- RECORDS FOR PROCESSING
>> BEGIN

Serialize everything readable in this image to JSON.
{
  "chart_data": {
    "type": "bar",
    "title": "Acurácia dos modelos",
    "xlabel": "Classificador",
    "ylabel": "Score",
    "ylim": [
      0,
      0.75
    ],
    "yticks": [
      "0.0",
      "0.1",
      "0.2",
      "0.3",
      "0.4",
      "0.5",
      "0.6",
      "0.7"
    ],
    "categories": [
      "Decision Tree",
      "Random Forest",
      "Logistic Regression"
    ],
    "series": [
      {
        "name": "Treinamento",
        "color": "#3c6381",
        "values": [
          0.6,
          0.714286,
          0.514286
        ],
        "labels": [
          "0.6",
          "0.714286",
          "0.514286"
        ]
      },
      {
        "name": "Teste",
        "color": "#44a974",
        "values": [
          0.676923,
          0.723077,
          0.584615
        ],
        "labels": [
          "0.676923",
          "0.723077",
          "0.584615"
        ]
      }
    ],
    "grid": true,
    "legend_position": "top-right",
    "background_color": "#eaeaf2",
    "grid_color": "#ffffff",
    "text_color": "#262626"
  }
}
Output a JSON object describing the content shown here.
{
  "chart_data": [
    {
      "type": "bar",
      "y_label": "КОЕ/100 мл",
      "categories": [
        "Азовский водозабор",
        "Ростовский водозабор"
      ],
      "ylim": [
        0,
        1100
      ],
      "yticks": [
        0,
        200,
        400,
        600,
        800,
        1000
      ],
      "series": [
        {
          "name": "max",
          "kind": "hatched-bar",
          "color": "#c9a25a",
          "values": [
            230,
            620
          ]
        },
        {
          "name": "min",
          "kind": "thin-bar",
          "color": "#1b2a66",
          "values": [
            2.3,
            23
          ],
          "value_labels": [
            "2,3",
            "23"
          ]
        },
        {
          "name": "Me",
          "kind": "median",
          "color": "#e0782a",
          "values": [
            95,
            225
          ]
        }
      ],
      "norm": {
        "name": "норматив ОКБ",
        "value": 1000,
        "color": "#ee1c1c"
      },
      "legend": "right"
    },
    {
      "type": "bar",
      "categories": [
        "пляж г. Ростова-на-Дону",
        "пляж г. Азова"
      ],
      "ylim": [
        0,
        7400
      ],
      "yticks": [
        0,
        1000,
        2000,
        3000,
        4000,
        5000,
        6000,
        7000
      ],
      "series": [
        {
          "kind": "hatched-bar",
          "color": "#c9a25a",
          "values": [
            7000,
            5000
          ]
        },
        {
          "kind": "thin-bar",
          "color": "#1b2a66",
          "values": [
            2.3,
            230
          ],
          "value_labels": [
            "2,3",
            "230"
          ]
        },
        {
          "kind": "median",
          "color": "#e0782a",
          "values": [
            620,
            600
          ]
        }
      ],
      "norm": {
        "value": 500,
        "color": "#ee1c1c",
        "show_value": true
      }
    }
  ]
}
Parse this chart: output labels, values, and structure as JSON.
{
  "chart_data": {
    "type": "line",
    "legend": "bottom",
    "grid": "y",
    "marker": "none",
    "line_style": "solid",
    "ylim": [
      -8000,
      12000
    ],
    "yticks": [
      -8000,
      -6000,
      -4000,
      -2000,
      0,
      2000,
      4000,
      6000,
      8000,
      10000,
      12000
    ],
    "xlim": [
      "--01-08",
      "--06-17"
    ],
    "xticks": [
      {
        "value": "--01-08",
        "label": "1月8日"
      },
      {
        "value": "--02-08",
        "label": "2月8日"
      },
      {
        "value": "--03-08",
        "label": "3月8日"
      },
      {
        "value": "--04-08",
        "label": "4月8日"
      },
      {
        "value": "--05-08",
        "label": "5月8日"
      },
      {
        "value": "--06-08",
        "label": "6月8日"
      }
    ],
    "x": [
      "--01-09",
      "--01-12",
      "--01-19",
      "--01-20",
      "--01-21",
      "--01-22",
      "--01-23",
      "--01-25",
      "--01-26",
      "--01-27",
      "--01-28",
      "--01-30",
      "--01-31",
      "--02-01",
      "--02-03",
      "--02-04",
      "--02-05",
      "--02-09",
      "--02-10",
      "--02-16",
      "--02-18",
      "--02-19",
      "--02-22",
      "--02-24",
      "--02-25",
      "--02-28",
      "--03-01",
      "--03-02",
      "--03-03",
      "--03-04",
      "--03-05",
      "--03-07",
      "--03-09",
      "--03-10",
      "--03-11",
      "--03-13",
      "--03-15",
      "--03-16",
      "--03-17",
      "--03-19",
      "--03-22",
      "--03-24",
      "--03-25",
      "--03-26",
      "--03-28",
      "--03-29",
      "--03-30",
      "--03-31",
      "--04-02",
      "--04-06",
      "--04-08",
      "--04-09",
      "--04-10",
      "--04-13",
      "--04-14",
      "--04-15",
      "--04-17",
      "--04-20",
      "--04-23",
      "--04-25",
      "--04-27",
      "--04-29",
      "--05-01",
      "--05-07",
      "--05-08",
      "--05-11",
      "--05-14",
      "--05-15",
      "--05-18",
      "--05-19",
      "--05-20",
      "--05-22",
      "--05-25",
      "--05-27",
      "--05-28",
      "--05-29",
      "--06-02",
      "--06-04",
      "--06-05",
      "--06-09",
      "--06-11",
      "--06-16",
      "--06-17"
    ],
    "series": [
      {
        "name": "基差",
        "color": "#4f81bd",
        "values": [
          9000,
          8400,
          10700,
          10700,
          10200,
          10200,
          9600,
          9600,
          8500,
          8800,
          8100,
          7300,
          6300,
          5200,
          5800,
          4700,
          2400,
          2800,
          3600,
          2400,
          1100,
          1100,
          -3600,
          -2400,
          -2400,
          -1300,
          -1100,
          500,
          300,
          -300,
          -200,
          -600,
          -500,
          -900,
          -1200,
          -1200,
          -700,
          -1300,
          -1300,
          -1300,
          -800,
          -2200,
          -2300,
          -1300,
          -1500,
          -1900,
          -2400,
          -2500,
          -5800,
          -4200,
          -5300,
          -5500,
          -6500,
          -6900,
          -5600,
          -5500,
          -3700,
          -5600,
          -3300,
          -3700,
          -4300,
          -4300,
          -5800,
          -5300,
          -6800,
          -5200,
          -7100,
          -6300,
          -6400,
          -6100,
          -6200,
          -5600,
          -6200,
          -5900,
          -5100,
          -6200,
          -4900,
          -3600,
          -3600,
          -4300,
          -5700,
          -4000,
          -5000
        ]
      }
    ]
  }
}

>> END

- TASK GOAL
Repeat the material word for word, in full.

- FULL SOLUTION
Serialize everything readable in this image to JSON.
{
  "chart_data": {
    "type": "bar",
    "title": "Acurácia dos modelos",
    "xlabel": "Classificador",
    "ylabel": "Score",
    "ylim": [
      0,
      0.75
    ],
    "yticks": [
      "0.0",
      "0.1",
      "0.2",
      "0.3",
      "0.4",
      "0.5",
      "0.6",
      "0.7"
    ],
    "categories": [
      "Decision Tree",
      "Random Forest",
      "Logistic Regression"
    ],
    "series": [
      {
        "name": "Treinamento",
        "color": "#3c6381",
        "values": [
          0.6,
          0.714286,
          0.514286
        ],
        "labels": [
          "0.6",
          "0.714286",
          "0.514286"
        ]
      },
      {
        "name": "Teste",
        "color": "#44a974",
        "values": [
          0.676923,
          0.723077,
          0.584615
        ],
        "labels": [
          "0.676923",
          "0.723077",
          "0.584615"
        ]
      }
    ],
    "grid": true,
    "legend_position": "top-right",
    "background_color": "#eaeaf2",
    "grid_color": "#ffffff",
    "text_color": "#262626"
  }
}
Output a JSON object describing the content shown here.
{
  "chart_data": [
    {
      "type": "bar",
      "y_label": "КОЕ/100 мл",
      "categories": [
        "Азовский водозабор",
        "Ростовский водозабор"
      ],
      "ylim": [
        0,
        1100
      ],
      "yticks": [
        0,
        200,
        400,
        600,
        800,
        1000
      ],
      "series": [
        {
          "name": "max",
          "kind": "hatched-bar",
          "color": "#c9a25a",
          "values": [
            230,
            620
          ]
        },
        {
          "name": "min",
          "kind": "thin-bar",
          "color": "#1b2a66",
          "values": [
            2.3,
            23
          ],
          "value_labels": [
            "2,3",
            "23"
          ]
        },
        {
          "name": "Me",
          "kind": "median",
          "color": "#e0782a",
          "values": [
            95,
            225
          ]
        }
      ],
      "norm": {
        "name": "норматив ОКБ",
        "value": 1000,
        "color": "#ee1c1c"
      },
      "legend": "right"
    },
    {
      "type": "bar",
      "categories": [
        "пляж г. Ростова-на-Дону",
        "пляж г. Азова"
      ],
      "ylim": [
        0,
        7400
      ],
      "yticks": [
        0,
        1000,
        2000,
        3000,
        4000,
        5000,
        6000,
        7000
      ],
      "series": [
        {
          "kind": "hatched-bar",
          "color": "#c9a25a",
          "values": [
            7000,
            5000
          ]
        },
        {
          "kind": "thin-bar",
          "color": "#1b2a66",
          "values": [
            2.3,
            230
          ],
          "value_labels": [
            "2,3",
            "230"
          ]
        },
        {
          "kind": "median",
          "color": "#e0782a",
          "values": [
            620,
            600
          ]
        }
      ],
      "norm": {
        "value": 500,
        "color": "#ee1c1c",
        "show_value": true
      }
    }
  ]
}
Parse this chart: output labels, values, and structure as JSON.
{
  "chart_data": {
    "type": "line",
    "legend": "bottom",
    "grid": "y",
    "marker": "none",
    "line_style": "solid",
    "ylim": [
      -8000,
      12000
    ],
    "yticks": [
      -8000,
      -6000,
      -4000,
      -2000,
      0,
      2000,
      4000,
      6000,
      8000,
      10000,
      12000
    ],
    "xlim": [
      "--01-08",
      "--06-17"
    ],
    "xticks": [
      {
        "value": "--01-08",
        "label": "1月8日"
      },
      {
        "value": "--02-08",
        "label": "2月8日"
      },
      {
        "value": "--03-08",
        "label": "3月8日"
      },
      {
        "value": "--04-08",
        "label": "4月8日"
      },
      {
        "value": "--05-08",
        "label": "5月8日"
      },
      {
        "value": "--06-08",
        "label": "6月8日"
      }
    ],
    "x": [
      "--01-09",
      "--01-12",
      "--01-19",
      "--01-20",
      "--01-21",
      "--01-22",
      "--01-23",
      "--01-25",
      "--01-26",
      "--01-27",
      "--01-28",
      "--01-30",
      "--01-31",
      "--02-01",
      "--02-03",
      "--02-04",
      "--02-05",
      "--02-09",
      "--02-10",
      "--02-16",
      "--02-18",
      "--02-19",
      "--02-22",
      "--02-24",
      "--02-25",
      "--02-28",
      "--03-01",
      "--03-02",
      "--03-03",
      "--03-04",
      "--03-05",
      "--03-07",
      "--03-09",
      "--03-10",
      "--03-11",
      "--03-13",
      "--03-15",
      "--03-16",
      "--03-17",
      "--03-19",
      "--03-22",
      "--03-24",
      "--03-25",
      "--03-26",
      "--03-28",
      "--03-29",
      "--03-30",
      "--03-31",
      "--04-02",
      "--04-06",
      "--04-08",
      "--04-09",
      "--04-10",
      "--04-13",
      "--04-14",
      "--04-15",
      "--04-17",
      "--04-20",
      "--04-23",
      "--04-25",
      "--04-27",
      "--04-29",
      "--05-01",
      "--05-07",
      "--05-08",
      "--05-11",
      "--05-14",
      "--05-15",
      "--05-18",
      "--05-19",
      "--05-20",
      "--05-22",
      "--05-25",
      "--05-27",
      "--05-28",
      "--05-29",
      "--06-02",
      "--06-04",
      "--06-05",
      "--06-09",
      "--06-11",
      "--06-16",
      "--06-17"
    ],
    "series": [
      {
        "name": "基差",
        "color": "#4f81bd",
        "values": [
          9000,
          8400,
          10700,
          10700,
          10200,
          10200,
          9600,
          9600,
          8500,
          8800,
          8100,
          7300,
          6300,
          5200,
          5800,
          4700,
          2400,
          2800,
          3600,
          2400,
          1100,
          1100,
          -3600,
          -2400,
          -2400,
          -1300,
          -1100,
          500,
          300,
          -300,
          -200,
          -600,
          -500,
          -900,
          -1200,
          -1200,
          -700,
          -1300,
          -1300,
          -1300,
          -800,
          -2200,
          -2300,
          -1300,
          -1500,
          -1900,
          -2400,
          -2500,
          -5800,
          -4200,
          -5300,
          -5500,
          -6500,
          -6900,
          -5600,
          -5500,
          -3700,
          -5600,
          -3300,
          -3700,
          -4300,
          -4300,
          -5800,
          -5300,
          -6800,
          -5200,
          -7100,
          -6300,
          -6400,
          -6100,
          -6200,
          -5600,
          -6200,
          -5900,
          -5100,
          -6200,
          -4900,
          -3600,
          -3600,
          -4300,
          -5700,
          -4000,
          -5000
        ]
      }
    ]
  }
}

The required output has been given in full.